REQUIREMENTS — Sort through the data and copy the lines holding the word "Территорией".

DATA TO PROCESS —
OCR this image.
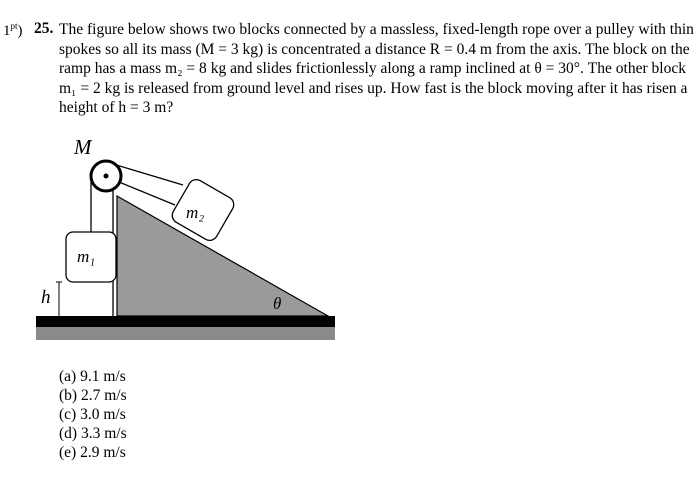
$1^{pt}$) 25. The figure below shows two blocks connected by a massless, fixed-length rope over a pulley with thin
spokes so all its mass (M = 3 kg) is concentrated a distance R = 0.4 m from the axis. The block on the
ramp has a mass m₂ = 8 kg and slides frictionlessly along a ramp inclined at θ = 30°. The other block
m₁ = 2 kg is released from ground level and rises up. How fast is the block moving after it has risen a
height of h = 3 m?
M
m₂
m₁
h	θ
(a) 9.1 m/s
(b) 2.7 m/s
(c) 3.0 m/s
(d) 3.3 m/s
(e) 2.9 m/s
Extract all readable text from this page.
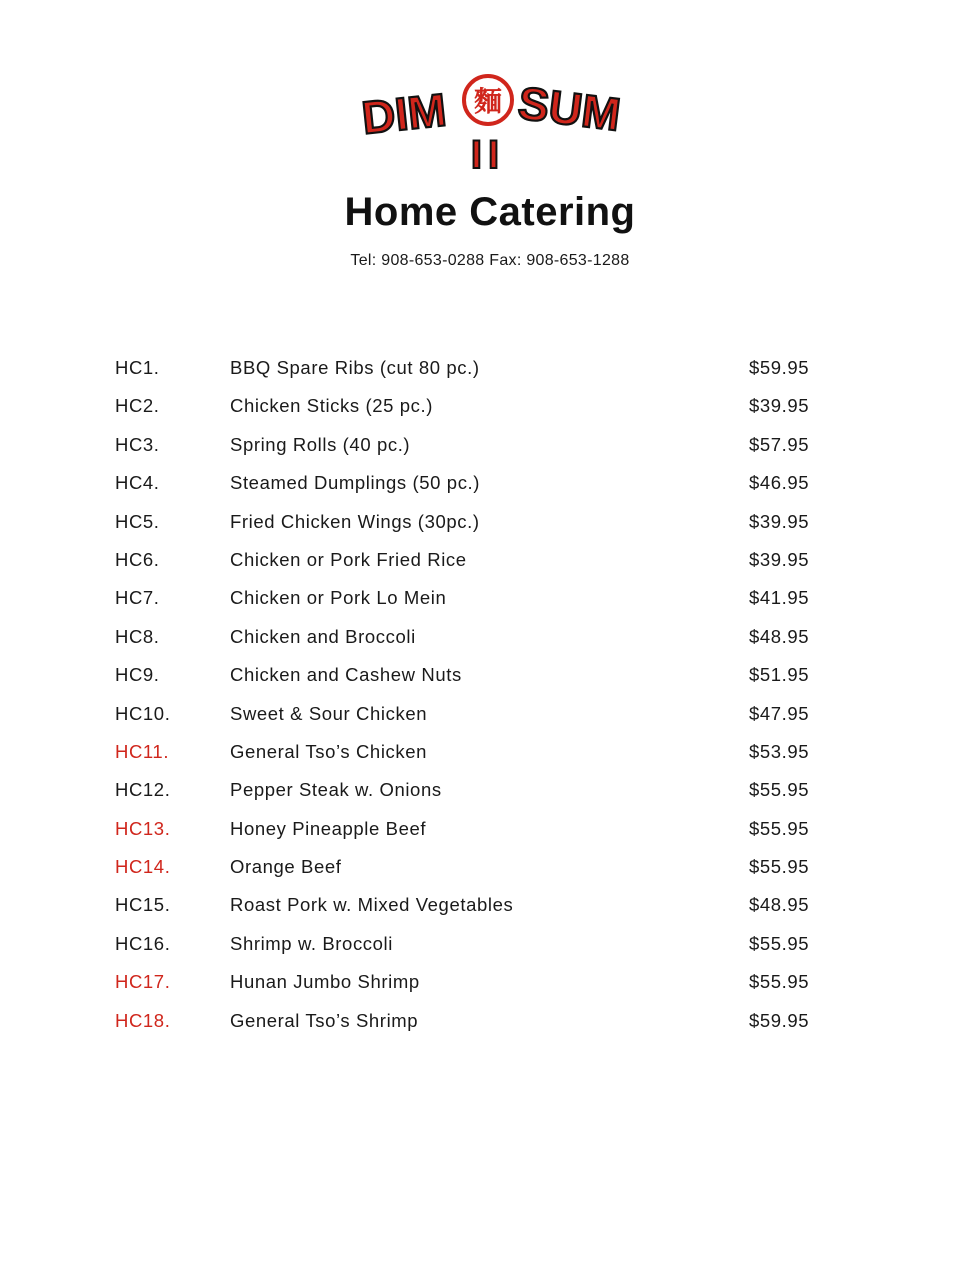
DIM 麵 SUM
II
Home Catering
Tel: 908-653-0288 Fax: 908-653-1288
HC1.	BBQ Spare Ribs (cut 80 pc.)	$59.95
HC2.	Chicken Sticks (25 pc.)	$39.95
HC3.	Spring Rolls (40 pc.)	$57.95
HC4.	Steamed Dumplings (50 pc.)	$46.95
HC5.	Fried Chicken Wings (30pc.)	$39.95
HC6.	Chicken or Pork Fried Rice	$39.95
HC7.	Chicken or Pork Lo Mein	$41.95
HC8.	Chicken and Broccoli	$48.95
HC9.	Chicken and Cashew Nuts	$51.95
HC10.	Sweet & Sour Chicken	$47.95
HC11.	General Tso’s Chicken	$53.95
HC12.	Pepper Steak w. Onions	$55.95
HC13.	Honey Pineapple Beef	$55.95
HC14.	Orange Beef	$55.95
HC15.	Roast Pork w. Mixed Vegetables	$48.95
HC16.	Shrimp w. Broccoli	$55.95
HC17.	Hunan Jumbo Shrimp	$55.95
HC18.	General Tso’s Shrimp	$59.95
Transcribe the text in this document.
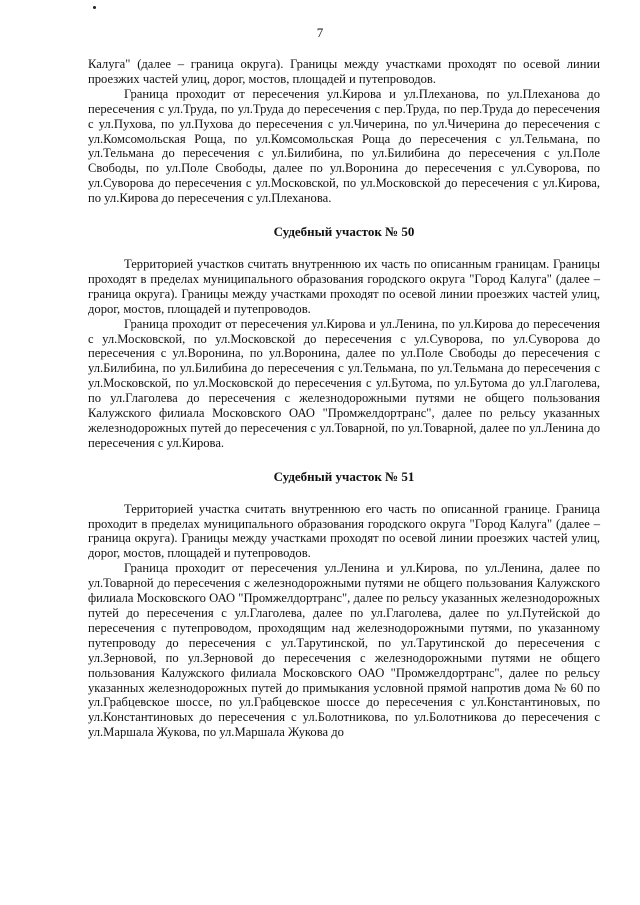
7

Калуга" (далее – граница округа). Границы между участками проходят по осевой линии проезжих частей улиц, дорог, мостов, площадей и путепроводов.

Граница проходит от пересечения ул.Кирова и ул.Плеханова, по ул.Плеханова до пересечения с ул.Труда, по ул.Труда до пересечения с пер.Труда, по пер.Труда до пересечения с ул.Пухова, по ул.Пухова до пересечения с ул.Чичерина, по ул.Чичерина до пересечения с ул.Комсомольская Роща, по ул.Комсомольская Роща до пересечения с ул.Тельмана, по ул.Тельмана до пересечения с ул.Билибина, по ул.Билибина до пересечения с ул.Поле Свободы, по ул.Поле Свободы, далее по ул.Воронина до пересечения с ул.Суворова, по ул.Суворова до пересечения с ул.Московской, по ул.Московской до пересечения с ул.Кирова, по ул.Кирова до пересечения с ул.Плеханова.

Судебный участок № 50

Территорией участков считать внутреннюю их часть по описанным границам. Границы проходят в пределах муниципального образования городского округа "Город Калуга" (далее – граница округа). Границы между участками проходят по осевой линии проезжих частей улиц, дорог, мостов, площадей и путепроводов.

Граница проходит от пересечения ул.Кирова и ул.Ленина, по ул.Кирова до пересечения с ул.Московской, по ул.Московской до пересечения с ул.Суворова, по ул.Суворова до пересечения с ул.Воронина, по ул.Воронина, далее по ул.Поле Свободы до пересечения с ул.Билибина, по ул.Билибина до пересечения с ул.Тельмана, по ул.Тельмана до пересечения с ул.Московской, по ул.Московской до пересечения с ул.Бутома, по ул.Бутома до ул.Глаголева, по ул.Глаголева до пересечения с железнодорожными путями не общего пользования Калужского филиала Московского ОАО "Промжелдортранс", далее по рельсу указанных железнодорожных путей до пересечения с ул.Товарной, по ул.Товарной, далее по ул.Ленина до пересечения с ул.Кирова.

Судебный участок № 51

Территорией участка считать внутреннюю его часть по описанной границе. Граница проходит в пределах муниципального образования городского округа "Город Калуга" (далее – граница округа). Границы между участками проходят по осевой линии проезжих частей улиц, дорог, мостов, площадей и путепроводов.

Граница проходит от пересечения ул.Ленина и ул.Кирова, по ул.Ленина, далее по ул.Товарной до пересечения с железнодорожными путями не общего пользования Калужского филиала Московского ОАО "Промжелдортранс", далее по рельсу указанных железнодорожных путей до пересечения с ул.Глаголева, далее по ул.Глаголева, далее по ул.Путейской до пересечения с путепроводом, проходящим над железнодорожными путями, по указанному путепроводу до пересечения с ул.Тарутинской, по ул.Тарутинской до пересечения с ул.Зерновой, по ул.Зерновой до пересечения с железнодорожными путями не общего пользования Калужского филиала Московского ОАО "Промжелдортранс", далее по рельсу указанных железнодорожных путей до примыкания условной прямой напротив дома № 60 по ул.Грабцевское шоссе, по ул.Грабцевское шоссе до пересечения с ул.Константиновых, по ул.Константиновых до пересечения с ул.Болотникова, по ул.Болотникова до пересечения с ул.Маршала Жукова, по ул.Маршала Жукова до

TASK SOLUTION —
Территорией участков считать внутреннюю их часть по описанным границам. Границы проходят в пределах муниципального образования городского округа "Город Калуга" (далее – граница округа). Границы между участками проходят по осевой линии проезжих частей улиц, дорог, мостов, площадей и путепроводов.
Территорией участка считать внутреннюю его часть по описанной границе. Граница проходит в пределах муниципального образования городского округа "Город Калуга" (далее – граница округа). Границы между участками проходят по осевой линии проезжих частей улиц, дорог, мостов, площадей и путепроводов.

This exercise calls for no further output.